— start LISTED RECORDS —
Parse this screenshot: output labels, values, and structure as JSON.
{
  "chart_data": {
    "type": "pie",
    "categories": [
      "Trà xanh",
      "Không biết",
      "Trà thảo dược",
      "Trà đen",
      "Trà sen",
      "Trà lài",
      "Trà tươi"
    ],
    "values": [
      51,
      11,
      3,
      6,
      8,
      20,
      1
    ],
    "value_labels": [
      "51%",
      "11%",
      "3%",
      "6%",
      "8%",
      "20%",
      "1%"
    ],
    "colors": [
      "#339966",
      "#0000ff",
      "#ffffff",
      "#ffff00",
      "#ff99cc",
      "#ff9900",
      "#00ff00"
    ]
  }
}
— end LISTED RECORDS —
— start LISTED RECORDS —
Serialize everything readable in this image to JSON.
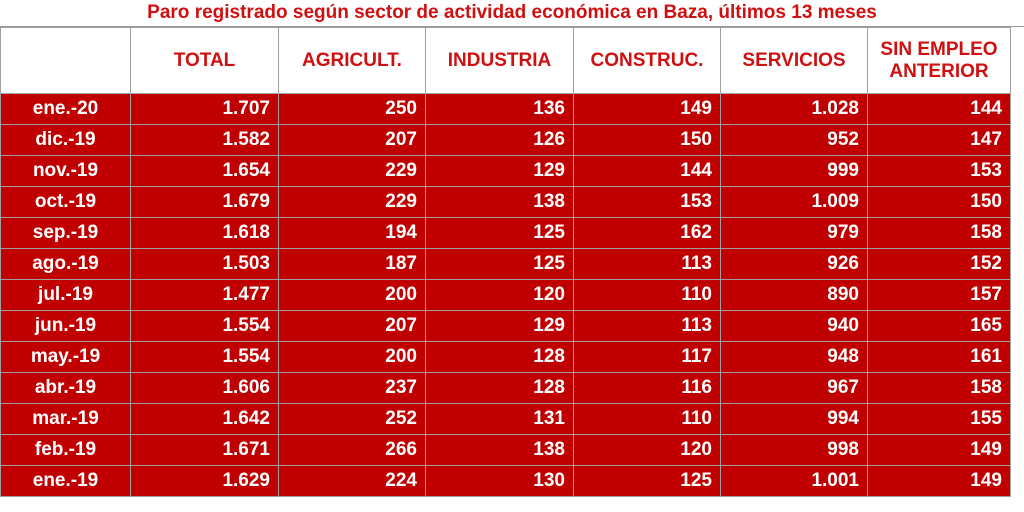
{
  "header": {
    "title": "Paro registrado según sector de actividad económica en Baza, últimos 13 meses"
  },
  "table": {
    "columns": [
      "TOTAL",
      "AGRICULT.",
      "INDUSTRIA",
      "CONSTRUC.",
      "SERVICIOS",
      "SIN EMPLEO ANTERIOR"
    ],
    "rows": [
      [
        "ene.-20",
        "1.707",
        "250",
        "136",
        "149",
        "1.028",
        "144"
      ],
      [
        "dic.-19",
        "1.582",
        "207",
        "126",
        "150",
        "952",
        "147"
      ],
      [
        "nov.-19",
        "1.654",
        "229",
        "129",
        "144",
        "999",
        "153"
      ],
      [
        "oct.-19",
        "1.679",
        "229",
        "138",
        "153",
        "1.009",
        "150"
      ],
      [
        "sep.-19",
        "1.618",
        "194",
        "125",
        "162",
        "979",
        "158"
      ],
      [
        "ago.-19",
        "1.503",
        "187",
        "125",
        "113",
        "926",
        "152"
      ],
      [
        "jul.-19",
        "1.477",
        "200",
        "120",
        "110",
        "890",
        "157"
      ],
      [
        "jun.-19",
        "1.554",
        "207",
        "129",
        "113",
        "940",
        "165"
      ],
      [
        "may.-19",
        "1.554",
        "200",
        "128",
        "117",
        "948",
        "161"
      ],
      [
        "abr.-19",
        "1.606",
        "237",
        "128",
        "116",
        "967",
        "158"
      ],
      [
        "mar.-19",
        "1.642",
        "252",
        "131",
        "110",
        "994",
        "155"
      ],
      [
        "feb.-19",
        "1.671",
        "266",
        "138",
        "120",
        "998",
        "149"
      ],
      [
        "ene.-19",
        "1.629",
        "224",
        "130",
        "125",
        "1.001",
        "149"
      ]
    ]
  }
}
— end LISTED RECORDS —
_WHAT THE TASK REQUIRES_.
List all lines from the entries that include the word "values".

_ANSWER IN FULL_.
Parse this screenshot: output labels, values, and structure as JSON.
    "values": [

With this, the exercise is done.